Er kunnen situaties ontstaan waarin er «gaten vallen» in het middelenpakket. Om deze gaten op korte termijn te dichten kan een dringend vereiste toelating bij het Ctgb worden aangevraagd of een vrijstelling bij mij. Deze toelating en vrijstelling hebben een beperkte duur. Hiermee kan de nodige rust gecreëerd worden om te werken aan een adequaat middelenpakket voor de langere termijn. Er is tot nu toe geen aanvraag voor een dringend vereiste toelating ingediend en inmiddels is een aantal vrijstellingen voor de duur van 120 dagen afgegeven. Bijvoorbeeld de vrijstelling voor de biocide Vectobac ter bestrijding van de Aziatische tijgermug die Nederland binnenkomt via de import van Lucky Bamboo uit China.

Door het terugdringen van niet toegelaten middelen kunnen knelpunten optreden in bepaalde sectoren voor wat betreft de beschikbaarheid van middelen. Dit zou kunnen leiden tot aanvragen voor dringend vereiste biociden bij het Ctgb. Het RIVM heeft de wettelijke taak de noodzaak van dringend vereiste biociden te beoordelen. De ontwikkeling van kennis aangaande een adequaat middelenpakket zal in dit verband verder vorm moeten krijgen.

Overzichten van elementen en gebieden:
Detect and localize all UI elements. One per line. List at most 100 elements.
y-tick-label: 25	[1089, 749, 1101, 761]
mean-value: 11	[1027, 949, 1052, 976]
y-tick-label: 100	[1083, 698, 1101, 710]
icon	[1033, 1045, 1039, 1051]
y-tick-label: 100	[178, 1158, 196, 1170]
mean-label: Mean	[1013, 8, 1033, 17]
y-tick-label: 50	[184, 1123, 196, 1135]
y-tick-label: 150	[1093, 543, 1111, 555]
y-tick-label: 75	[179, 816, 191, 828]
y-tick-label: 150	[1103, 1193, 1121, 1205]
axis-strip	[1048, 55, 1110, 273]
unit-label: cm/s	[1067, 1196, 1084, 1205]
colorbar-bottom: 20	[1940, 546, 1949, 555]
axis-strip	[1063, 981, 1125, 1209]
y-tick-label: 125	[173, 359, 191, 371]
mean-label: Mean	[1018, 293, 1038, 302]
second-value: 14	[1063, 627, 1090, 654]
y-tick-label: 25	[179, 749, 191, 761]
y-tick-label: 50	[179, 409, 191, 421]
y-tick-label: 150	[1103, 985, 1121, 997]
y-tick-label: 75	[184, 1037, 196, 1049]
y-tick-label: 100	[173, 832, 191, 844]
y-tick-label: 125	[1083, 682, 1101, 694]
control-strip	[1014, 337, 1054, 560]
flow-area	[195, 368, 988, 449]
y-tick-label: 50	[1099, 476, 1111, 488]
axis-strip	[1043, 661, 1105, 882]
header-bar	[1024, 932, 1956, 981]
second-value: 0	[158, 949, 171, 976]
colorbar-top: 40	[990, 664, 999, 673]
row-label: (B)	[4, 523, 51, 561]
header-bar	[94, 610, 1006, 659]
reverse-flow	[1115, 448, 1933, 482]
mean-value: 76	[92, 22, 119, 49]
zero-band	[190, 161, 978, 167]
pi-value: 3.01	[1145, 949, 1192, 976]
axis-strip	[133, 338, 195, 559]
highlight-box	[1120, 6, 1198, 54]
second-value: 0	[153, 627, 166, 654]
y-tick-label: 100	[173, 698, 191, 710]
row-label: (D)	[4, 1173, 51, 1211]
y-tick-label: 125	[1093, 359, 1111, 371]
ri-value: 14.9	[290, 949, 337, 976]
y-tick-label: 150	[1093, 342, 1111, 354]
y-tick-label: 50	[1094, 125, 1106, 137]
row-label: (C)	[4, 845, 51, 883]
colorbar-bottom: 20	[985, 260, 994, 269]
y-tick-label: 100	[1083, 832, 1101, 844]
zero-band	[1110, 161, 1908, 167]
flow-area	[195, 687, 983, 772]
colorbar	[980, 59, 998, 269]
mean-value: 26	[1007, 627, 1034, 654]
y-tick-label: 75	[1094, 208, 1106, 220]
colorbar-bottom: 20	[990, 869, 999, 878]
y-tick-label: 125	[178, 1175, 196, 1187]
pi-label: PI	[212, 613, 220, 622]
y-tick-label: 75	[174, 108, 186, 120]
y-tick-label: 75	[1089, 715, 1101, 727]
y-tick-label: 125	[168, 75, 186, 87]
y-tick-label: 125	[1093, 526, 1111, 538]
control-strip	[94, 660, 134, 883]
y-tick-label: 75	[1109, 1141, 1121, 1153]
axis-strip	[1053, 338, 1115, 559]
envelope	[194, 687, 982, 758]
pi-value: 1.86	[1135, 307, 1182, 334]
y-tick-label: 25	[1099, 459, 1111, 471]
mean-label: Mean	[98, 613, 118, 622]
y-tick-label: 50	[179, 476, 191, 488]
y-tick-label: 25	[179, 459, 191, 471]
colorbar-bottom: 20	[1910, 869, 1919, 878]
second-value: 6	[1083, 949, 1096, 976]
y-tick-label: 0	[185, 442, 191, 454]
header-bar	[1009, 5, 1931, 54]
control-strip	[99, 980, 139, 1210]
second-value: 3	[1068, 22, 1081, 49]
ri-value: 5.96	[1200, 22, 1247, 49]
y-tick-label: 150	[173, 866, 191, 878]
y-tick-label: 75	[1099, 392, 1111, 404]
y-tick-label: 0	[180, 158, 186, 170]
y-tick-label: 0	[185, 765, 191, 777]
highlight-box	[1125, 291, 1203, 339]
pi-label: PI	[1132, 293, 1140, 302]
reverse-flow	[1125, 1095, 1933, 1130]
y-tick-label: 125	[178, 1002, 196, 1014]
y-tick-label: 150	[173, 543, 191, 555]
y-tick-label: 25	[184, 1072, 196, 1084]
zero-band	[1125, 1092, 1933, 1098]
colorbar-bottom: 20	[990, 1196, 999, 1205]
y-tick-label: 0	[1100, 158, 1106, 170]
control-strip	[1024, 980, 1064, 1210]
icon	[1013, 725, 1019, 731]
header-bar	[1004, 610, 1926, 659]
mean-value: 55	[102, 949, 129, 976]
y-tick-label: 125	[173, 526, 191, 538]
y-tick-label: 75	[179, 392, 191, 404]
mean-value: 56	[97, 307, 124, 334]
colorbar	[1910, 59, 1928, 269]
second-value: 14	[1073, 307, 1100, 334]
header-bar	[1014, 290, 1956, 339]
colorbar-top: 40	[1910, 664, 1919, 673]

SCHRIFTELIJKE OPDRACHT ->
Neem uit de tekst over het middelenpakket woordelijk het gedeelte over dat loopt van "Er kunnen situaties" tot en met "Bamboo uit China.".

ANTWOORD HIERONDER ->
Er kunnen situaties ontstaan waarin er «gaten vallen» in het middelenpakket. Om deze gaten op korte termijn te dichten kan een dringend vereiste toelating bij het Ctgb worden aangevraagd of een vrijstelling bij mij. Deze toelating en vrijstelling hebben een beperkte duur. Hiermee kan de nodige rust gecreëerd worden om te werken aan een adequaat middelenpakket voor de langere termijn. Er is tot nu toe geen aanvraag voor een dringend vereiste toelating ingediend en inmiddels is een aantal vrijstellingen voor de duur van 120 dagen afgegeven. Bijvoorbeeld de vrijstelling voor de biocide Vectobac ter bestrijding van de Aziatische tijgermug die Nederland binnenkomt via de import van Lucky Bamboo uit China.